---- INPUT FOR THIS TASK

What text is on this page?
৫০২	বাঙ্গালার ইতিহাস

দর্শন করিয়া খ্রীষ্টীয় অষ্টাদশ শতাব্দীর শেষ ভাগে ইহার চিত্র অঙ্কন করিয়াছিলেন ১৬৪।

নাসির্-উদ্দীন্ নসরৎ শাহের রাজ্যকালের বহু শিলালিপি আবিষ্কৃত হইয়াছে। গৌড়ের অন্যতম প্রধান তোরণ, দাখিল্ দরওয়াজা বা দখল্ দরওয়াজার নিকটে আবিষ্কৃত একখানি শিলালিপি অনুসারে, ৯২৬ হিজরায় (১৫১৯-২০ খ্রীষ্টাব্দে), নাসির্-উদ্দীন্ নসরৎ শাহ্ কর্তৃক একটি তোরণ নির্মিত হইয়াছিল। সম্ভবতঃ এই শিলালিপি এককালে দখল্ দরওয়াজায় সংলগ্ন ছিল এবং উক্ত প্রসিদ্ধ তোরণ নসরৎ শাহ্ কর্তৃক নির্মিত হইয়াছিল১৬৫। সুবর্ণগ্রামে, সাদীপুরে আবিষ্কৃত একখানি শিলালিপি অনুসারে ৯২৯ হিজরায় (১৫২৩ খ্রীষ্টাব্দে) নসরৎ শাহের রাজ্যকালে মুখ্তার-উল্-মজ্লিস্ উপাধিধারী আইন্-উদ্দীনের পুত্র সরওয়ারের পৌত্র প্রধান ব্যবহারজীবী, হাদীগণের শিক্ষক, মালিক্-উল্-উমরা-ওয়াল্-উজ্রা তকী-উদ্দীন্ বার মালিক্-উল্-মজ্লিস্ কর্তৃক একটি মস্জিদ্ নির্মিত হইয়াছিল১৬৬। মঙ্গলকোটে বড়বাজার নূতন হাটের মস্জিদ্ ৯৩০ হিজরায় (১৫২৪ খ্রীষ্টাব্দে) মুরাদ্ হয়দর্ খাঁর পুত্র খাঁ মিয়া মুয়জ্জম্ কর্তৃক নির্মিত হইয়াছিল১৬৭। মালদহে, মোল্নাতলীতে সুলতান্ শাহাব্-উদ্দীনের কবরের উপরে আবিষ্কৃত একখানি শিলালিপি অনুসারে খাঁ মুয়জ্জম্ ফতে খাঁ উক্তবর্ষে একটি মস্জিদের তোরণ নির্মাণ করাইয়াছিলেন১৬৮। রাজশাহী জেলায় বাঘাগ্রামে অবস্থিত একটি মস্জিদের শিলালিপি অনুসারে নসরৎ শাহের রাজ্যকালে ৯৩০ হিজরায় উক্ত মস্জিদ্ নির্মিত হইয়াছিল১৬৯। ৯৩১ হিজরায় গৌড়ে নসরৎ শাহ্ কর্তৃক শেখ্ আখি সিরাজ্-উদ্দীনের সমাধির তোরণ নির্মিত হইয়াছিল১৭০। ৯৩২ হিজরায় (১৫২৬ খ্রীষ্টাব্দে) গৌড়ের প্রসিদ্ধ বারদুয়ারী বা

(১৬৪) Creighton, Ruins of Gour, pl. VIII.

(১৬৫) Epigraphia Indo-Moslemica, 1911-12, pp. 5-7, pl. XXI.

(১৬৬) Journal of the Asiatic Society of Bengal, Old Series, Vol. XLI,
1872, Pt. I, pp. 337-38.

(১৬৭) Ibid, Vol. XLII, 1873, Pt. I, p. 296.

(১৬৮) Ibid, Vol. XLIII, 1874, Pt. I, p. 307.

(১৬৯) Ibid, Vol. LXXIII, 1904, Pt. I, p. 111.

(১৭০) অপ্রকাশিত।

--------
---- INPUT FOR THIS TASK

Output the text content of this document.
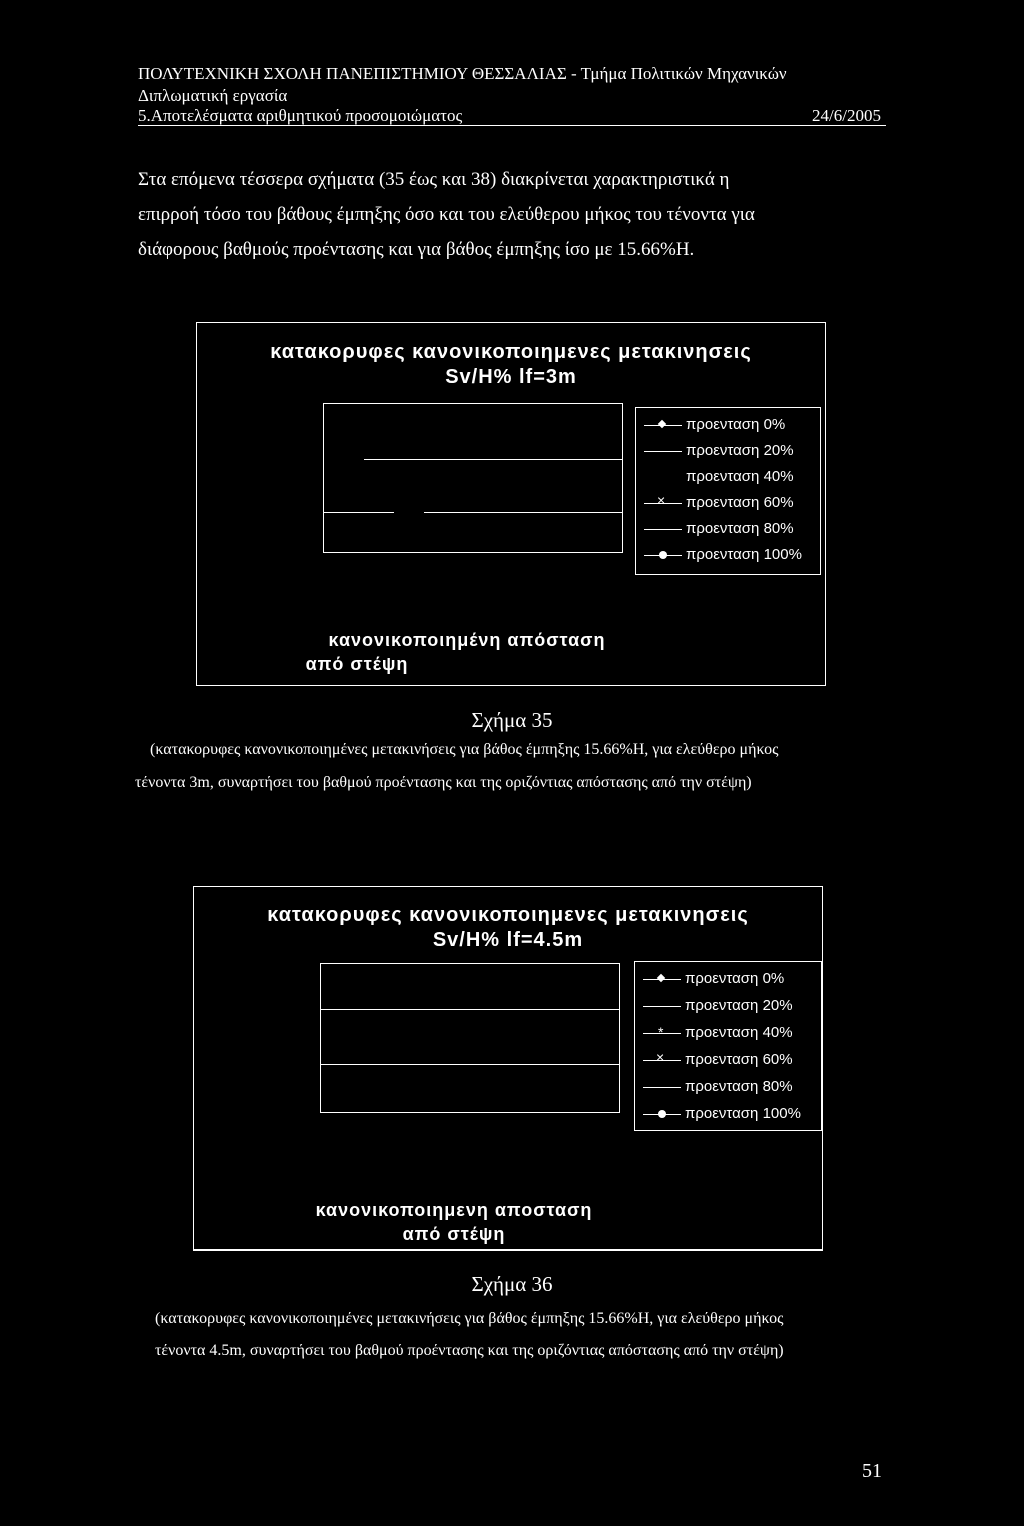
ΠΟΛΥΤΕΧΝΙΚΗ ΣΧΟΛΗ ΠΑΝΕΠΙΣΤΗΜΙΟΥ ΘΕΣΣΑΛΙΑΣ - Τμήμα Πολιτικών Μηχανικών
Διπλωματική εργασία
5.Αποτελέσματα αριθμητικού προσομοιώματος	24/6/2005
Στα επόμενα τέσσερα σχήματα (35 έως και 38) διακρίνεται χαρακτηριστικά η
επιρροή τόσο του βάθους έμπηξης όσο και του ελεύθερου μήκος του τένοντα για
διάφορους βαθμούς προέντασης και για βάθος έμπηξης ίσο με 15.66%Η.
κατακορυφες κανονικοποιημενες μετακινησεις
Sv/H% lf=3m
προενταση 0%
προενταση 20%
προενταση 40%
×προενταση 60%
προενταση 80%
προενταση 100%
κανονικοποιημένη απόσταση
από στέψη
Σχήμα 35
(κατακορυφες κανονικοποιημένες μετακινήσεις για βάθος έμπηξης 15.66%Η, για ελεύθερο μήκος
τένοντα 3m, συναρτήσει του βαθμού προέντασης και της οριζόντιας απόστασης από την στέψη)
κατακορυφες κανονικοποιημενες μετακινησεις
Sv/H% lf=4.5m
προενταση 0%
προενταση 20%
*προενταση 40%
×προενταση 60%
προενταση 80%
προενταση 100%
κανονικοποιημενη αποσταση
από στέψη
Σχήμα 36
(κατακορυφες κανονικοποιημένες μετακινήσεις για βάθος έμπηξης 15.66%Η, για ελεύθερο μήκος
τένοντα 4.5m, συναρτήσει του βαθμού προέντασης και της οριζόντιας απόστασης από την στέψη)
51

--------

Isolate the lines above that contain the word "συναρτήσει" and copy them.

→ ANSWER IN FULL
τένοντα 3m, συναρτήσει του βαθμού προέντασης και της οριζόντιας απόστασης από την στέψη)
τένοντα 4.5m, συναρτήσει του βαθμού προέντασης και της οριζόντιας απόστασης από την στέψη)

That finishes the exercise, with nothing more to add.